Stored entries:
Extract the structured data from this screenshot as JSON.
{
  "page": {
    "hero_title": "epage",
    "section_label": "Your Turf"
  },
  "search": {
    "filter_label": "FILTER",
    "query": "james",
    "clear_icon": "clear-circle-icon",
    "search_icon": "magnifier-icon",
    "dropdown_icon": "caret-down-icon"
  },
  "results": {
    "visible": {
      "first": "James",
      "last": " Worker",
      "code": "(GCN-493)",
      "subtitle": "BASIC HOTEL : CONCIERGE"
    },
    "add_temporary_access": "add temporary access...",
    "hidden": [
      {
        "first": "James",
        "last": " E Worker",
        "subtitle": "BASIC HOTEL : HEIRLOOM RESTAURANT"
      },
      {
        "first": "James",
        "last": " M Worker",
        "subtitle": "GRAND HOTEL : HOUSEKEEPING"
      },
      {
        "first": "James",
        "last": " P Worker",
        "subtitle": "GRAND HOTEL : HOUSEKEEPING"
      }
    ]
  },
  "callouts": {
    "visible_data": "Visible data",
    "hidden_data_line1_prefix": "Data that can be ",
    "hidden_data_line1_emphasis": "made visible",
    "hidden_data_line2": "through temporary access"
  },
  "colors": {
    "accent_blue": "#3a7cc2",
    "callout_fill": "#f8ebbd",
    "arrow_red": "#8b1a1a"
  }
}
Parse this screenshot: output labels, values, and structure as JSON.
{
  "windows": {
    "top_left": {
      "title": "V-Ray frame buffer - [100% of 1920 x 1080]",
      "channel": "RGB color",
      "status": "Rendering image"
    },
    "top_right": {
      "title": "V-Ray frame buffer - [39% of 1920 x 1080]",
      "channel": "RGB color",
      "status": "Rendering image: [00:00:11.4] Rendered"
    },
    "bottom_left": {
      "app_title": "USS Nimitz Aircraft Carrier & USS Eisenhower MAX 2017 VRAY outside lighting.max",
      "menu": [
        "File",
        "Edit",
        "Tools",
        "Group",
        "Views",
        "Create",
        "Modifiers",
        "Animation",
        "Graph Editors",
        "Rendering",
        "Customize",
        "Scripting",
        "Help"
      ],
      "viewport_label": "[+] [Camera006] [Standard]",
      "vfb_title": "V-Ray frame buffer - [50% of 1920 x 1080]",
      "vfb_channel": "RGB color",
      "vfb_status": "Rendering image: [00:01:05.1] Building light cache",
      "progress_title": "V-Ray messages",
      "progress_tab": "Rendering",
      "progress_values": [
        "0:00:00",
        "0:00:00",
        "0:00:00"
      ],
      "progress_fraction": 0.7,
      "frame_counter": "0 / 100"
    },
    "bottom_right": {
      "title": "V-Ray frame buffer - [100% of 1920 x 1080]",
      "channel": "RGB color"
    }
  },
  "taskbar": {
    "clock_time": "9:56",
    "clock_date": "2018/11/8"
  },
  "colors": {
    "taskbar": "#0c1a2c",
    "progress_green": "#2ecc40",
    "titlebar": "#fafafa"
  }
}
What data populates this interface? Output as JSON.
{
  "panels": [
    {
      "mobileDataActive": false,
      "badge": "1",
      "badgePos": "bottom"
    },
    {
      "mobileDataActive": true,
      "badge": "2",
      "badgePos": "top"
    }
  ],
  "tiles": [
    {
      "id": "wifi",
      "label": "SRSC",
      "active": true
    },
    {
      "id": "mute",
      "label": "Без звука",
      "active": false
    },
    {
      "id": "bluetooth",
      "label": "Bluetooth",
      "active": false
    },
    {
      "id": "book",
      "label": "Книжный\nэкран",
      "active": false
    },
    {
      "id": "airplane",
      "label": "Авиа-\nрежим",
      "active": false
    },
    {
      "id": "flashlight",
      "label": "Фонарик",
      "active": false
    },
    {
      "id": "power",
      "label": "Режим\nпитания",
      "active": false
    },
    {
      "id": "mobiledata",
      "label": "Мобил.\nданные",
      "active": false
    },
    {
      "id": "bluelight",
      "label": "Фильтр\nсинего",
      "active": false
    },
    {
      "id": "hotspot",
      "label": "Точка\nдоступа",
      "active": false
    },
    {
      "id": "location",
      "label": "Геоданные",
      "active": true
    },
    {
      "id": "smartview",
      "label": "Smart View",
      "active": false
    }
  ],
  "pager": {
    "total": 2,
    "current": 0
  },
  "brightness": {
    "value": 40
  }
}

* **INSTRUCTIONS TO FOLLOW**: Set down, word for word, only the lines running from the line with "What data populates" to the last line of the listing above. Both of those lines belong in your answer.

* **THE RESULT**:
What data populates this interface? Output as JSON.
{
  "panels": [
    {
      "mobileDataActive": false,
      "badge": "1",
      "badgePos": "bottom"
    },
    {
      "mobileDataActive": true,
      "badge": "2",
      "badgePos": "top"
    }
  ],
  "tiles": [
    {
      "id": "wifi",
      "label": "SRSC",
      "active": true
    },
    {
      "id": "mute",
      "label": "Без звука",
      "active": false
    },
    {
      "id": "bluetooth",
      "label": "Bluetooth",
      "active": false
    },
    {
      "id": "book",
      "label": "Книжный\nэкран",
      "active": false
    },
    {
      "id": "airplane",
      "label": "Авиа-\nрежим",
      "active": false
    },
    {
      "id": "flashlight",
      "label": "Фонарик",
      "active": false
    },
    {
      "id": "power",
      "label": "Режим\nпитания",
      "active": false
    },
    {
      "id": "mobiledata",
      "label": "Мобил.\nданные",
      "active": false
    },
    {
      "id": "bluelight",
      "label": "Фильтр\nсинего",
      "active": false
    },
    {
      "id": "hotspot",
      "label": "Точка\nдоступа",
      "active": false
    },
    {
      "id": "location",
      "label": "Геоданные",
      "active": true
    },
    {
      "id": "smartview",
      "label": "Smart View",
      "active": false
    }
  ],
  "pager": {
    "total": 2,
    "current": 0
  },
  "brightness": {
    "value": 40
  }
}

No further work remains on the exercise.